■ **PROBLEM DETAILS**
Only the pictures are omitted; repeat all other data exactly.

═══ DATA RECORDS

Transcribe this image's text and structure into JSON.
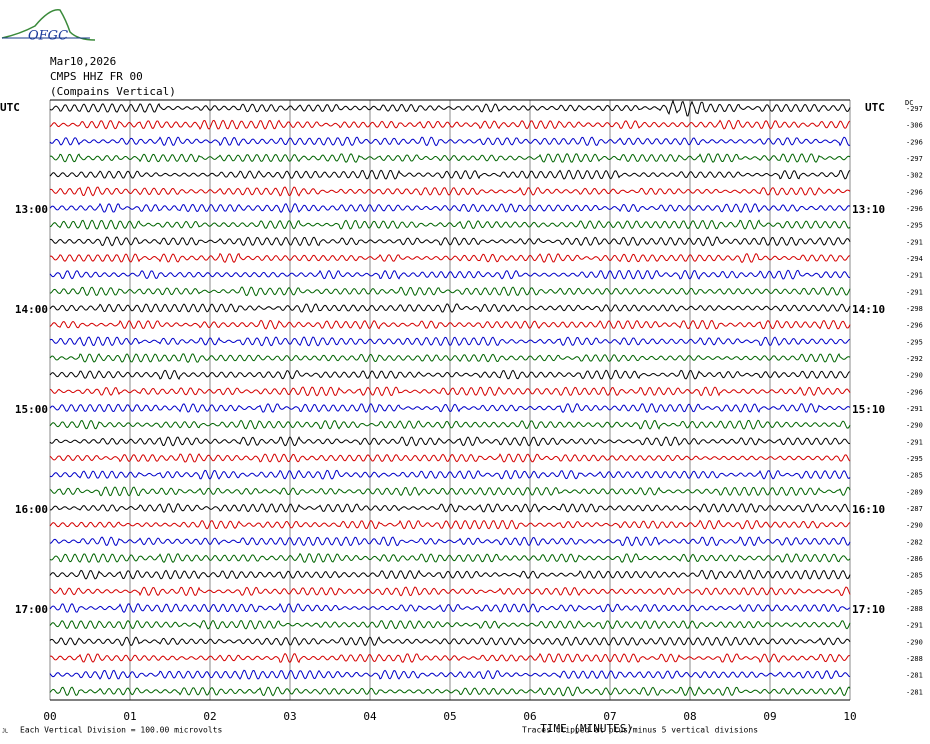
{
  "header": {
    "logo": "OFGC",
    "date": "Mar10,2026",
    "station": "CMPS HHZ FR 00",
    "location": "(Compains Vertical)"
  },
  "left_labels": [
    "UTC",
    "13:00",
    "14:00",
    "15:00",
    "16:00",
    "17:00"
  ],
  "right_labels": [
    "UTC",
    "13:10",
    "14:10",
    "15:10",
    "16:10",
    "17:10"
  ],
  "dc_header": "DC",
  "dc_offsets": [
    "-297",
    "-306",
    "-296",
    "-297",
    "-302",
    "-296",
    "-296",
    "-295",
    "-291",
    "-294",
    "-291",
    "-291",
    "-298",
    "-296",
    "-295",
    "-292",
    "-290",
    "-296",
    "-291",
    "-290",
    "-291",
    "-295",
    "-285",
    "-289",
    "-287",
    "-290",
    "-282",
    "-286",
    "-285",
    "-285",
    "-288",
    "-291",
    "-290",
    "-288",
    "-281",
    "-281"
  ],
  "x_ticks": [
    "00",
    "01",
    "02",
    "03",
    "04",
    "05",
    "06",
    "07",
    "08",
    "09",
    "10"
  ],
  "x_axis_label": "TIME (MINUTES)",
  "footer": {
    "corner": "JL",
    "scale_note": "Each Vertical Division =  100.00 microvolts",
    "clip_note": "Traces clipped at plus/minus 5 vertical divisions"
  }
}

══════

■ **THE RESPONSE**
Transcribe this image's text and structure into JSON.
{
  "header": {
    "logo": "OFGC",
    "date": "Mar10,2026",
    "station": "CMPS HHZ FR 00",
    "location": "(Compains Vertical)"
  },
  "left_labels": [
    "UTC",
    "13:00",
    "14:00",
    "15:00",
    "16:00",
    "17:00"
  ],
  "right_labels": [
    "UTC",
    "13:10",
    "14:10",
    "15:10",
    "16:10",
    "17:10"
  ],
  "dc_header": "DC",
  "dc_offsets": [
    "-297",
    "-306",
    "-296",
    "-297",
    "-302",
    "-296",
    "-296",
    "-295",
    "-291",
    "-294",
    "-291",
    "-291",
    "-298",
    "-296",
    "-295",
    "-292",
    "-290",
    "-296",
    "-291",
    "-290",
    "-291",
    "-295",
    "-285",
    "-289",
    "-287",
    "-290",
    "-282",
    "-286",
    "-285",
    "-285",
    "-288",
    "-291",
    "-290",
    "-288",
    "-281",
    "-281"
  ],
  "x_ticks": [
    "00",
    "01",
    "02",
    "03",
    "04",
    "05",
    "06",
    "07",
    "08",
    "09",
    "10"
  ],
  "x_axis_label": "TIME (MINUTES)",
  "footer": {
    "corner": "JL",
    "scale_note": "Each Vertical Division =  100.00 microvolts",
    "clip_note": "Traces clipped at plus/minus 5 vertical divisions"
  }
}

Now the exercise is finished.